▶ Your objective: Write out the records below once more, exactly as they stand.
==== The input
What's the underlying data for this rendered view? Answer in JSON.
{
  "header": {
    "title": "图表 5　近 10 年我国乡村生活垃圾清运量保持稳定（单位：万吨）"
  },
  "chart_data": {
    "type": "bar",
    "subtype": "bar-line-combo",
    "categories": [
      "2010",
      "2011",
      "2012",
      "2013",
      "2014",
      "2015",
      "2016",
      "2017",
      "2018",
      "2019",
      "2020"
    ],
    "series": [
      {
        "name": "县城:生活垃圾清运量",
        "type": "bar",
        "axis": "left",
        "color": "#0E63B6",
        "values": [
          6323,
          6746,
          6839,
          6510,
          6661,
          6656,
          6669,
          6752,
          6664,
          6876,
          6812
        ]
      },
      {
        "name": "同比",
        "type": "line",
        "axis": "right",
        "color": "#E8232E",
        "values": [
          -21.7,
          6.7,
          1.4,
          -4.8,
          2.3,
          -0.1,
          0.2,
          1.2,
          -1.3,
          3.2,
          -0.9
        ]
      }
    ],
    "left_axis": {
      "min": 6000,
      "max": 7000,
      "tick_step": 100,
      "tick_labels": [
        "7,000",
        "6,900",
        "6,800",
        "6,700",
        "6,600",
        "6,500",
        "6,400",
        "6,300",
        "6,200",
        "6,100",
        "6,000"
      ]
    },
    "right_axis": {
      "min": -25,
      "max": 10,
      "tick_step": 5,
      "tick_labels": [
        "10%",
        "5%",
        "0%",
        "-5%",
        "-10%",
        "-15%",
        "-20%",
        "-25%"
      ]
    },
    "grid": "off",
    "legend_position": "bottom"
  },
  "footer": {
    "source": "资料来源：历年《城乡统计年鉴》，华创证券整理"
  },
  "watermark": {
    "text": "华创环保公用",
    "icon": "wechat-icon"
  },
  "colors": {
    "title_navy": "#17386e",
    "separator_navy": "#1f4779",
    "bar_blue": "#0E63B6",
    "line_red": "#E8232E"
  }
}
========
▶ Correct result:
What's the underlying data for this rendered view? Answer in JSON.
{
  "header": {
    "title": "图表 5　近 10 年我国乡村生活垃圾清运量保持稳定（单位：万吨）"
  },
  "chart_data": {
    "type": "bar",
    "subtype": "bar-line-combo",
    "categories": [
      "2010",
      "2011",
      "2012",
      "2013",
      "2014",
      "2015",
      "2016",
      "2017",
      "2018",
      "2019",
      "2020"
    ],
    "series": [
      {
        "name": "县城:生活垃圾清运量",
        "type": "bar",
        "axis": "left",
        "color": "#0E63B6",
        "values": [
          6323,
          6746,
          6839,
          6510,
          6661,
          6656,
          6669,
          6752,
          6664,
          6876,
          6812
        ]
      },
      {
        "name": "同比",
        "type": "line",
        "axis": "right",
        "color": "#E8232E",
        "values": [
          -21.7,
          6.7,
          1.4,
          -4.8,
          2.3,
          -0.1,
          0.2,
          1.2,
          -1.3,
          3.2,
          -0.9
        ]
      }
    ],
    "left_axis": {
      "min": 6000,
      "max": 7000,
      "tick_step": 100,
      "tick_labels": [
        "7,000",
        "6,900",
        "6,800",
        "6,700",
        "6,600",
        "6,500",
        "6,400",
        "6,300",
        "6,200",
        "6,100",
        "6,000"
      ]
    },
    "right_axis": {
      "min": -25,
      "max": 10,
      "tick_step": 5,
      "tick_labels": [
        "10%",
        "5%",
        "0%",
        "-5%",
        "-10%",
        "-15%",
        "-20%",
        "-25%"
      ]
    },
    "grid": "off",
    "legend_position": "bottom"
  },
  "footer": {
    "source": "资料来源：历年《城乡统计年鉴》，华创证券整理"
  },
  "watermark": {
    "text": "华创环保公用",
    "icon": "wechat-icon"
  },
  "colors": {
    "title_navy": "#17386e",
    "separator_navy": "#1f4779",
    "bar_blue": "#0E63B6",
    "line_red": "#E8232E"
  }
}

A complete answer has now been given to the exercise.